## Problem requirements
Using the entries that follow, collect the lines where the word "structured" appears.

## Material for the task

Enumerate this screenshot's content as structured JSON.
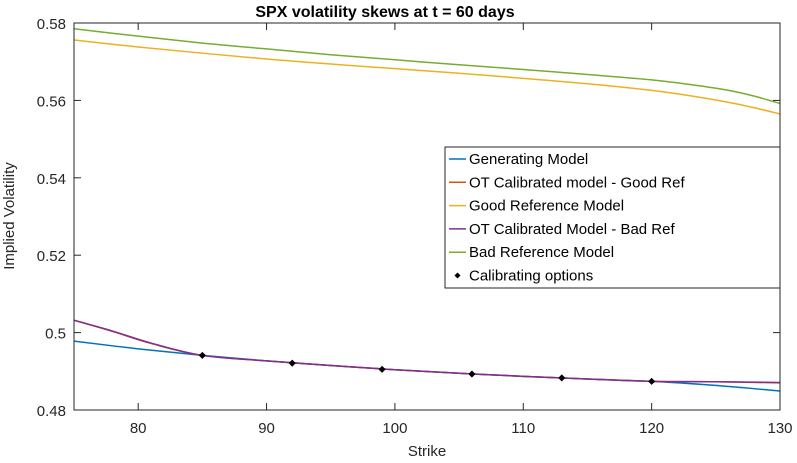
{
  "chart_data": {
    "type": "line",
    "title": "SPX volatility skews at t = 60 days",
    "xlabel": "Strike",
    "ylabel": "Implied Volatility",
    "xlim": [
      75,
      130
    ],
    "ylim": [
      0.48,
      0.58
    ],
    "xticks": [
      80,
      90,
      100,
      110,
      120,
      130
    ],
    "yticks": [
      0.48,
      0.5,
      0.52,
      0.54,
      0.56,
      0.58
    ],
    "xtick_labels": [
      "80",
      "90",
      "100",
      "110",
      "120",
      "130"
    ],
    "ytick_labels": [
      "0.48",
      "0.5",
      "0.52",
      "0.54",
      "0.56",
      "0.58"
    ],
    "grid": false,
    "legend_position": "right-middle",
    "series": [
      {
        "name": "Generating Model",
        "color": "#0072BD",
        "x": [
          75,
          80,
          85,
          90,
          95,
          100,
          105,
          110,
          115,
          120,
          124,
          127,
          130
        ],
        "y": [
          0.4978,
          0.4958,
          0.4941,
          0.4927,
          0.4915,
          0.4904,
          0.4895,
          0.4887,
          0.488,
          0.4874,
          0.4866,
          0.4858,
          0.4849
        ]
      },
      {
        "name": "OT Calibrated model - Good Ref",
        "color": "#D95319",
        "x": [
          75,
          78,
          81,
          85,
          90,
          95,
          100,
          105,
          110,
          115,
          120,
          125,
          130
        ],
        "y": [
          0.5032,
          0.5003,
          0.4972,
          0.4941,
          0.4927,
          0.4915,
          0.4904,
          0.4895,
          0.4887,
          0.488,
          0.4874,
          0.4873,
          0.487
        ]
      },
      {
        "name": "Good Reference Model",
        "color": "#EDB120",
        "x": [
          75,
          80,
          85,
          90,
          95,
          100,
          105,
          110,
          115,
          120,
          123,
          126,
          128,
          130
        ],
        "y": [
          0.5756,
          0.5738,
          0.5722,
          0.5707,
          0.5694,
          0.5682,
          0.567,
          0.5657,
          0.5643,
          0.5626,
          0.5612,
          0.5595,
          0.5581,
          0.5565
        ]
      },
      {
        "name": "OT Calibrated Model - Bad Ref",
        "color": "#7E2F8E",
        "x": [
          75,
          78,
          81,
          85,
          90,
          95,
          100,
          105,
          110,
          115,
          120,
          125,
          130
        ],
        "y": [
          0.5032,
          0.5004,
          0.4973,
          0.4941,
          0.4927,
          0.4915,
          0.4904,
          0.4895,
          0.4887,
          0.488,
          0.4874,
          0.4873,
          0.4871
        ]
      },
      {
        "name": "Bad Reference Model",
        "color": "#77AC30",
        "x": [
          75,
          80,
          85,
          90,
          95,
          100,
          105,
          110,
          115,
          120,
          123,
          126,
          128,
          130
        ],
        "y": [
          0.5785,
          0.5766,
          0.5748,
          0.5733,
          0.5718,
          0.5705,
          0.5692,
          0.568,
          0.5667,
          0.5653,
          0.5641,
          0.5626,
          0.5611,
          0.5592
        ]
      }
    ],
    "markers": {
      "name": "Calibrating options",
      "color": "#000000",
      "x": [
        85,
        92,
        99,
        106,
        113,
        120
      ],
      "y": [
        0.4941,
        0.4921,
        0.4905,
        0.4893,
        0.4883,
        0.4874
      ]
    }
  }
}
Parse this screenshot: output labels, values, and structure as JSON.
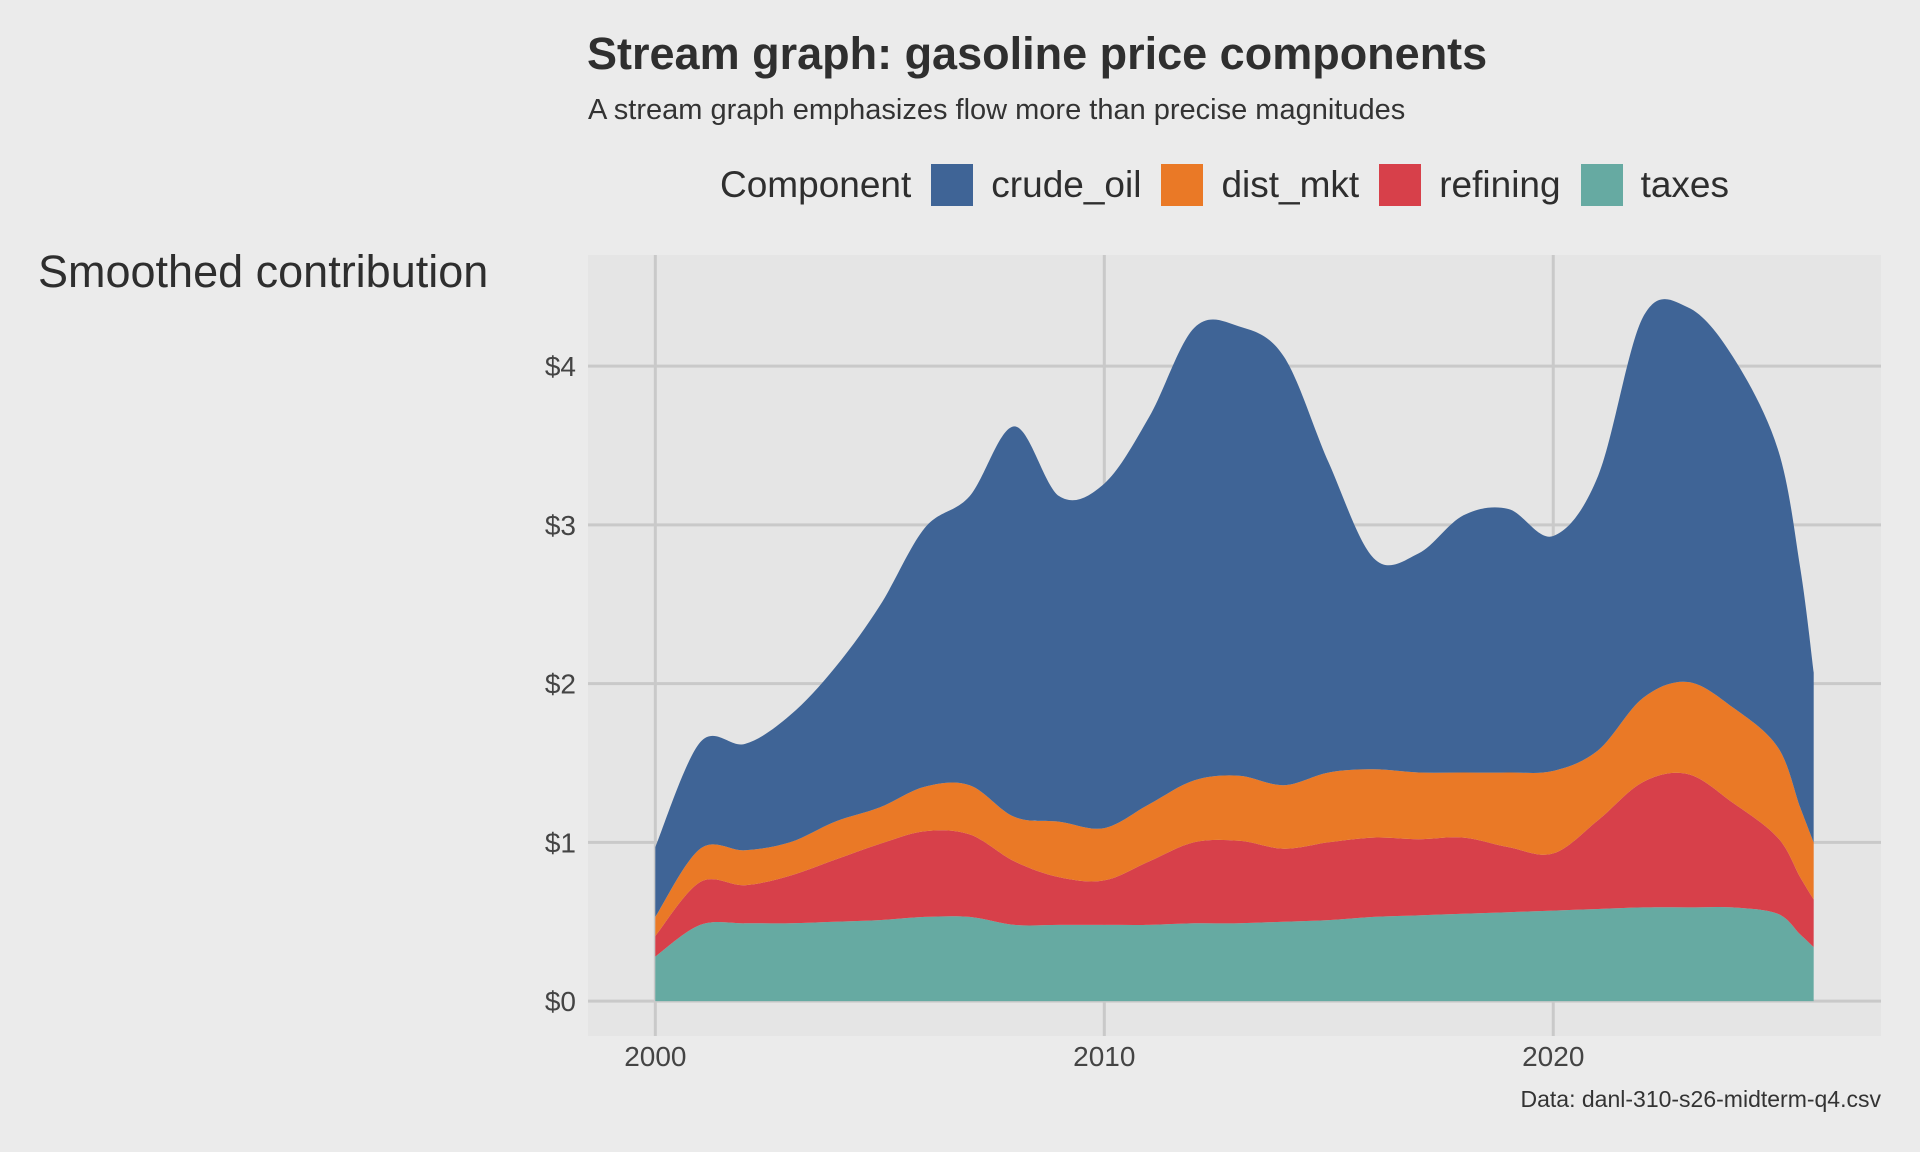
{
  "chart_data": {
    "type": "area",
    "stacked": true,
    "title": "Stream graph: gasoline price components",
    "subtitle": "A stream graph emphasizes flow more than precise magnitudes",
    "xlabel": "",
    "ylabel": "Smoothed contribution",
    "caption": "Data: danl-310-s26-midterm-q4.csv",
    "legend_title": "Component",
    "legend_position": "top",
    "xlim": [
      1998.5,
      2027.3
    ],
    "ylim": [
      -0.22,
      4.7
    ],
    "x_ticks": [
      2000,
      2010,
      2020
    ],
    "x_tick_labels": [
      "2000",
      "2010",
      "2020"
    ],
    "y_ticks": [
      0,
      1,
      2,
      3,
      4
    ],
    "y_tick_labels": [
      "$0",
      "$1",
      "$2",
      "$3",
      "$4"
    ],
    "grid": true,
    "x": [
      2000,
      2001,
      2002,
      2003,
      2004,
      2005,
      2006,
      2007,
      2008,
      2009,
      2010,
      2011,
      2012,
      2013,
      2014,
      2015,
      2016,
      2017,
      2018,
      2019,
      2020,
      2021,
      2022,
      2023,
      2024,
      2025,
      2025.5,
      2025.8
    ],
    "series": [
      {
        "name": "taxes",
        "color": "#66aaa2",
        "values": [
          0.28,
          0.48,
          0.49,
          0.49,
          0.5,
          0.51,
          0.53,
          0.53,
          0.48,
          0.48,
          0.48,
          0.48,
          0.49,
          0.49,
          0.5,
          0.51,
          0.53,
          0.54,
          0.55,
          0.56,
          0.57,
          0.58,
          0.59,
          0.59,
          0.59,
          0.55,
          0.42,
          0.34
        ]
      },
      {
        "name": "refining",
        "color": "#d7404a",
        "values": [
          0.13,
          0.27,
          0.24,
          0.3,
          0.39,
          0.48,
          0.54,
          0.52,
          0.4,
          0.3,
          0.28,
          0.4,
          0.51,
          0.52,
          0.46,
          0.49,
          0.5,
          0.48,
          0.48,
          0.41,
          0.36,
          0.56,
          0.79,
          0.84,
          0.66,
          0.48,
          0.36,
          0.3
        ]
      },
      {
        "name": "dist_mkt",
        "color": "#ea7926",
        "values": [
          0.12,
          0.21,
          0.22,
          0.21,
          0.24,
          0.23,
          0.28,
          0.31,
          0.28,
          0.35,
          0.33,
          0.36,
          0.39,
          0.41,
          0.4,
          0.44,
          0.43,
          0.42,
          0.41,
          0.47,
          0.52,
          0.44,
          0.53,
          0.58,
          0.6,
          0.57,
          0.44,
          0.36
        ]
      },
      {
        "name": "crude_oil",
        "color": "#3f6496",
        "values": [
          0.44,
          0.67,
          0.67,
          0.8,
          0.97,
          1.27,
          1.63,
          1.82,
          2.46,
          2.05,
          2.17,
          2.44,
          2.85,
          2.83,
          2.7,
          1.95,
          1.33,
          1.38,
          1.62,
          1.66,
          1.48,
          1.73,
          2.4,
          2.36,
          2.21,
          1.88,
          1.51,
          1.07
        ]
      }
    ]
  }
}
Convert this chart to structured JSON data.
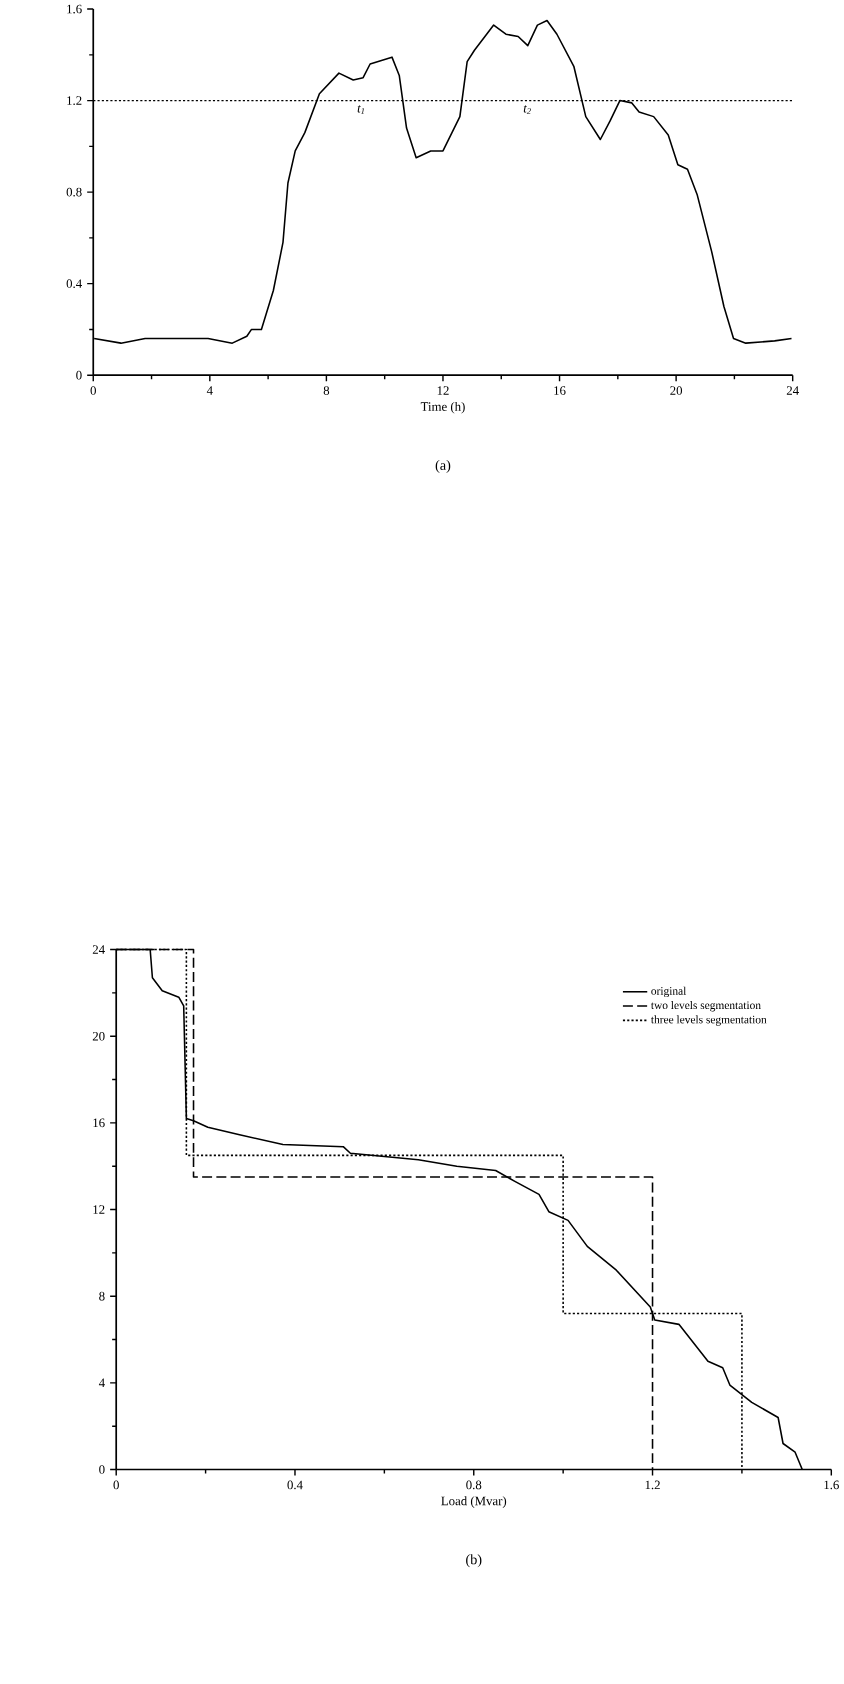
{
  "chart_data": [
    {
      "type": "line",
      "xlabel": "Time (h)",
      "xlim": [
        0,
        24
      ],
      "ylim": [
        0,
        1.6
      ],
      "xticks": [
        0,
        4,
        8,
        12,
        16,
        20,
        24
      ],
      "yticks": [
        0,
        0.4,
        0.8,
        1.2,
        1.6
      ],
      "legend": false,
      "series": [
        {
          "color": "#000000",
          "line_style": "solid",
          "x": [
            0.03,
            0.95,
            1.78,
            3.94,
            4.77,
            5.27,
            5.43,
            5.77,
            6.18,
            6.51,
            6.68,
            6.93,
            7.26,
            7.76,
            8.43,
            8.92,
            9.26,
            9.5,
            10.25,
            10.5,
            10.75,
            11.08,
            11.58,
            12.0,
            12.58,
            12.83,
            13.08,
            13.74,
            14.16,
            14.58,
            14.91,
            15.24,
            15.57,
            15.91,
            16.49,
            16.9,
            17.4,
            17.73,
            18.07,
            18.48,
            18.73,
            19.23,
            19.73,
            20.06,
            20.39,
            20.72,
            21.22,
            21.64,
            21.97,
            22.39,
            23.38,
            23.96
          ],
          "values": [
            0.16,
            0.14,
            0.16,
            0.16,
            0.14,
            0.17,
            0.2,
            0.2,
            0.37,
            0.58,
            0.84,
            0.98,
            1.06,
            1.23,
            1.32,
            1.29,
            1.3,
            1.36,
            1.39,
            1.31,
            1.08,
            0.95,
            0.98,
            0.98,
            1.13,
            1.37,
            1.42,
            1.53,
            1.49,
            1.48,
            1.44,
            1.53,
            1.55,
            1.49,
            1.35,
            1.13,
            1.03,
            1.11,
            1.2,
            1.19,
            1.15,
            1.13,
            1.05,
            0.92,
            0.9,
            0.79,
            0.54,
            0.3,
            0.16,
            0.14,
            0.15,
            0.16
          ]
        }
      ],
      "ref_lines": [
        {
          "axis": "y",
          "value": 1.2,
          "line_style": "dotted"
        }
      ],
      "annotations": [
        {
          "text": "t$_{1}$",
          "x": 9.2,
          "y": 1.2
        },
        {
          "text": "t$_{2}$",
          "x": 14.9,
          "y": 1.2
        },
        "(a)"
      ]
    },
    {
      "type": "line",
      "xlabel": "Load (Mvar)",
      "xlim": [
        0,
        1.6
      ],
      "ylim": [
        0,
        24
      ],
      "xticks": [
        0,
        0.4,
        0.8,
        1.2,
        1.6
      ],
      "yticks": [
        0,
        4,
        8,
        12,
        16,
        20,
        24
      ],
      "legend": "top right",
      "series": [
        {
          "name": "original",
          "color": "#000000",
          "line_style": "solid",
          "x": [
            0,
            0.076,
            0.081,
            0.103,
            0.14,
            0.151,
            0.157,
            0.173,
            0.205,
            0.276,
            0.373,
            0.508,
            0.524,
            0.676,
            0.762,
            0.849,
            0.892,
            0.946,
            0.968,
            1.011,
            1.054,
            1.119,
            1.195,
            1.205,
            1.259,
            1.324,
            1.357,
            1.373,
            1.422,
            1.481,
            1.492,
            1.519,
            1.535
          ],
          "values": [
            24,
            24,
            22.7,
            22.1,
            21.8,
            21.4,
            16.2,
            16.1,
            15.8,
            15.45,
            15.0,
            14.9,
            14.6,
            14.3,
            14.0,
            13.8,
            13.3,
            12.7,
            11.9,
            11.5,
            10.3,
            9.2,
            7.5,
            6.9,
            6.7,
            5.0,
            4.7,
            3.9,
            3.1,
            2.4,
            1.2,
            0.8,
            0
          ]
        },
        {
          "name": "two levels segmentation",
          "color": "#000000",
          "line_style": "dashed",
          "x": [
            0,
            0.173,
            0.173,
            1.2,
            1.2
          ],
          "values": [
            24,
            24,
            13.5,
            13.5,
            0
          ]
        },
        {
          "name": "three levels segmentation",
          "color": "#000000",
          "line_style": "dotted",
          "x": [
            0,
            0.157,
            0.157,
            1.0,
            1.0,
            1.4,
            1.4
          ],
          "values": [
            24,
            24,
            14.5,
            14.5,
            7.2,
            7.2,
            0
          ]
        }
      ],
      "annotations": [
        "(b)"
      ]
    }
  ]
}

## Answer in full
Enumerate this screenshot's content as structured JSON.
Convert this chart to structured JSON data.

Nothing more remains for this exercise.